* [Do this]:
Can you reproduce the data beneath, keeping every line exact?

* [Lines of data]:
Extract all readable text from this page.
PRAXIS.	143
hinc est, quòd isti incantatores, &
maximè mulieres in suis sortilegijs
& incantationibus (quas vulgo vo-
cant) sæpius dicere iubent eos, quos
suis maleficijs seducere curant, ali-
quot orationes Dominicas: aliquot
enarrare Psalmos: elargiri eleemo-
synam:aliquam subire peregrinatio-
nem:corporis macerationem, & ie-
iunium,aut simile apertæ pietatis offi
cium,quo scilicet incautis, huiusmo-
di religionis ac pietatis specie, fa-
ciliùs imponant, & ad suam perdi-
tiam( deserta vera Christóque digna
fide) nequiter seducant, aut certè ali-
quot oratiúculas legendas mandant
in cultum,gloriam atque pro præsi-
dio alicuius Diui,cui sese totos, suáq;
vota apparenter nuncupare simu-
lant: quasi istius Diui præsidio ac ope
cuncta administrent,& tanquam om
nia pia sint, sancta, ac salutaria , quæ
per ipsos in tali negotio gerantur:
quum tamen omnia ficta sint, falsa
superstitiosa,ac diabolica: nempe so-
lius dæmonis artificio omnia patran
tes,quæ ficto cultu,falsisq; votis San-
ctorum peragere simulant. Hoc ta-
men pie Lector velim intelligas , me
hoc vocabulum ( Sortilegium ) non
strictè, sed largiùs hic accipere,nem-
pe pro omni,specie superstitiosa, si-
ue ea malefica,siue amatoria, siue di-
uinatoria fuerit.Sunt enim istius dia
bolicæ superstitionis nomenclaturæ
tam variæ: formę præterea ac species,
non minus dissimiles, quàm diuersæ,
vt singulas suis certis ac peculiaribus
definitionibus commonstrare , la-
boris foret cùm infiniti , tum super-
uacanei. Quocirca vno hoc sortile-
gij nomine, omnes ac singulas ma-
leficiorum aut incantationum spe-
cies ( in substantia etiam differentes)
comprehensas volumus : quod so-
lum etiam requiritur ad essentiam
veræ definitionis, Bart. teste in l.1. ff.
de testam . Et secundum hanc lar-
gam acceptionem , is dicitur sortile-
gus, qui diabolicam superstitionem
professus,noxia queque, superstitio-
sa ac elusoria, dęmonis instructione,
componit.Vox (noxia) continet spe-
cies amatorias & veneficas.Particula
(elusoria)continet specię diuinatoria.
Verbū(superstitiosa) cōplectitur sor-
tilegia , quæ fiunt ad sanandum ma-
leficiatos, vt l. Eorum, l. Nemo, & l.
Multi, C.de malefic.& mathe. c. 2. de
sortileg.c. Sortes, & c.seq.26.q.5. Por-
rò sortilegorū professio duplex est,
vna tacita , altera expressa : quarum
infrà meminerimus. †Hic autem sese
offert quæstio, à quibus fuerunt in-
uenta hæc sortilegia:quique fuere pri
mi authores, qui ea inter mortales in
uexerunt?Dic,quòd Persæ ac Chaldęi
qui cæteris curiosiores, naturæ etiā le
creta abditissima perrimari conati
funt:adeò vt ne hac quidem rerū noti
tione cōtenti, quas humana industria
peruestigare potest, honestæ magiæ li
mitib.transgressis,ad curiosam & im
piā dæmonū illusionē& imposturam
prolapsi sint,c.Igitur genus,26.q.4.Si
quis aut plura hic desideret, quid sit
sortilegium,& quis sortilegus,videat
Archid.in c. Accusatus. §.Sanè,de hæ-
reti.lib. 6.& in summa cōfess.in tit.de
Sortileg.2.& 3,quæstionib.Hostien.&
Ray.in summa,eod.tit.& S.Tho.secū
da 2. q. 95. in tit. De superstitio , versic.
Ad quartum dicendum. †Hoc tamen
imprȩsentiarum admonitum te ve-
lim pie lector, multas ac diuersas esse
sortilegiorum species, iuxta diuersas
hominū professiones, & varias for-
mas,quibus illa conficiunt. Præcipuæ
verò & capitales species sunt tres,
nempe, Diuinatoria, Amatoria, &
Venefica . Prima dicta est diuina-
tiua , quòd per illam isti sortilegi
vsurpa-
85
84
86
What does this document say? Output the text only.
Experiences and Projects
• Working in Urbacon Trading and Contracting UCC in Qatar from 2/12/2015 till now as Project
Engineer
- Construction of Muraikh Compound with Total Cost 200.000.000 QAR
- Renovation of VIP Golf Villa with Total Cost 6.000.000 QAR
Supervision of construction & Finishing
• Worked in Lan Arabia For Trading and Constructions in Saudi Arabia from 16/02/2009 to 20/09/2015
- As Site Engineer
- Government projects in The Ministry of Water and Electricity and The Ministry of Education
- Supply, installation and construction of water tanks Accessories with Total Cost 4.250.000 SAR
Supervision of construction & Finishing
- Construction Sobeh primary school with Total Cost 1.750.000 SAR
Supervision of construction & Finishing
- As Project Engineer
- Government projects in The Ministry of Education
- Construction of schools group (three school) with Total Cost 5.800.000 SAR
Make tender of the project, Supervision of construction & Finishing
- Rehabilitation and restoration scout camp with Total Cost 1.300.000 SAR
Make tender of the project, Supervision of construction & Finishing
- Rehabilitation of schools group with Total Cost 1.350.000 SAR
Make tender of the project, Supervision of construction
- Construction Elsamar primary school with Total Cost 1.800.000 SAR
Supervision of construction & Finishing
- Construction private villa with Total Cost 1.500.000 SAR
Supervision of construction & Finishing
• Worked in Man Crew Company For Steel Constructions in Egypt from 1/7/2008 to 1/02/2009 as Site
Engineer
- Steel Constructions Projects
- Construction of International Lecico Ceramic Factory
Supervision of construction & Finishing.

* [In response]:
Extract all readable text from this page.
PRAXIS.	143
hinc est, quòd isti incantatores, &
maximè mulieres in suis sortilegijs
& incantationibus (quas vulgo vo-
cant) sæpius dicere iubent eos, quos
suis maleficijs seducere curant, ali-
quot orationes Dominicas: aliquot
enarrare Psalmos: elargiri eleemo-
synam:aliquam subire peregrinatio-
nem:corporis macerationem, & ie-
iunium,aut simile apertæ pietatis offi
cium,quo scilicet incautis, huiusmo-
di religionis ac pietatis specie, fa-
ciliùs imponant, & ad suam perdi-
tiam( deserta vera Christóque digna
fide) nequiter seducant, aut certè ali-
quot oratiúculas legendas mandant
in cultum,gloriam atque pro præsi-
dio alicuius Diui,cui sese totos, suáq;
vota apparenter nuncupare simu-
lant: quasi istius Diui præsidio ac ope
cuncta administrent,& tanquam om
nia pia sint, sancta, ac salutaria , quæ
per ipsos in tali negotio gerantur:
quum tamen omnia ficta sint, falsa
superstitiosa,ac diabolica: nempe so-
lius dæmonis artificio omnia patran
tes,quæ ficto cultu,falsisq; votis San-
ctorum peragere simulant. Hoc ta-
men pie Lector velim intelligas , me
hoc vocabulum ( Sortilegium ) non
strictè, sed largiùs hic accipere,nem-
pe pro omni,specie superstitiosa, si-
ue ea malefica,siue amatoria, siue di-
uinatoria fuerit.Sunt enim istius dia
bolicæ superstitionis nomenclaturæ
tam variæ: formę præterea ac species,
non minus dissimiles, quàm diuersæ,
vt singulas suis certis ac peculiaribus
definitionibus commonstrare , la-
boris foret cùm infiniti , tum super-
uacanei. Quocirca vno hoc sortile-
gij nomine, omnes ac singulas ma-
leficiorum aut incantationum spe-
cies ( in substantia etiam differentes)
comprehensas volumus : quod so-
lum etiam requiritur ad essentiam
veræ definitionis, Bart. teste in l.1. ff.
de testam . Et secundum hanc lar-
gam acceptionem , is dicitur sortile-
gus, qui diabolicam superstitionem
professus,noxia queque, superstitio-
sa ac elusoria, dęmonis instructione,
componit.Vox (noxia) continet spe-
cies amatorias & veneficas.Particula
(elusoria)continet specię diuinatoria.
Verbū(superstitiosa) cōplectitur sor-
tilegia , quæ fiunt ad sanandum ma-
leficiatos, vt l. Eorum, l. Nemo, & l.
Multi, C.de malefic.& mathe. c. 2. de
sortileg.c. Sortes, & c.seq.26.q.5. Por-
rò sortilegorū professio duplex est,
vna tacita , altera expressa : quarum
infrà meminerimus. †Hic autem sese
offert quæstio, à quibus fuerunt in-
uenta hæc sortilegia:quique fuere pri
mi authores, qui ea inter mortales in
uexerunt?Dic,quòd Persæ ac Chaldęi
qui cæteris curiosiores, naturæ etiā le
creta abditissima perrimari conati
funt:adeò vt ne hac quidem rerū noti
tione cōtenti, quas humana industria
peruestigare potest, honestæ magiæ li
mitib.transgressis,ad curiosam & im
piā dæmonū illusionē& imposturam
prolapsi sint,c.Igitur genus,26.q.4.Si
quis aut plura hic desideret, quid sit
sortilegium,& quis sortilegus,videat
Archid.in c. Accusatus. §.Sanè,de hæ-
reti.lib. 6.& in summa cōfess.in tit.de
Sortileg.2.& 3,quæstionib.Hostien.&
Ray.in summa,eod.tit.& S.Tho.secū
da 2. q. 95. in tit. De superstitio , versic.
Ad quartum dicendum. †Hoc tamen
imprȩsentiarum admonitum te ve-
lim pie lector, multas ac diuersas esse
sortilegiorum species, iuxta diuersas
hominū professiones, & varias for-
mas,quibus illa conficiunt. Præcipuæ
verò & capitales species sunt tres,
nempe, Diuinatoria, Amatoria, &
Venefica . Prima dicta est diuina-
tiua , quòd per illam isti sortilegi
vsurpa-
85
84
86
What does this document say? Output the text only.
Experiences and Projects
• Working in Urbacon Trading and Contracting UCC in Qatar from 2/12/2015 till now as Project
Engineer
- Construction of Muraikh Compound with Total Cost 200.000.000 QAR
- Renovation of VIP Golf Villa with Total Cost 6.000.000 QAR
Supervision of construction & Finishing
• Worked in Lan Arabia For Trading and Constructions in Saudi Arabia from 16/02/2009 to 20/09/2015
- As Site Engineer
- Government projects in The Ministry of Water and Electricity and The Ministry of Education
- Supply, installation and construction of water tanks Accessories with Total Cost 4.250.000 SAR
Supervision of construction & Finishing
- Construction Sobeh primary school with Total Cost 1.750.000 SAR
Supervision of construction & Finishing
- As Project Engineer
- Government projects in The Ministry of Education
- Construction of schools group (three school) with Total Cost 5.800.000 SAR
Make tender of the project, Supervision of construction & Finishing
- Rehabilitation and restoration scout camp with Total Cost 1.300.000 SAR
Make tender of the project, Supervision of construction & Finishing
- Rehabilitation of schools group with Total Cost 1.350.000 SAR
Make tender of the project, Supervision of construction
- Construction Elsamar primary school with Total Cost 1.800.000 SAR
Supervision of construction & Finishing
- Construction private villa with Total Cost 1.500.000 SAR
Supervision of construction & Finishing
• Worked in Man Crew Company For Steel Constructions in Egypt from 1/7/2008 to 1/02/2009 as Site
Engineer
- Steel Constructions Projects
- Construction of International Lecico Ceramic Factory
Supervision of construction & Finishing.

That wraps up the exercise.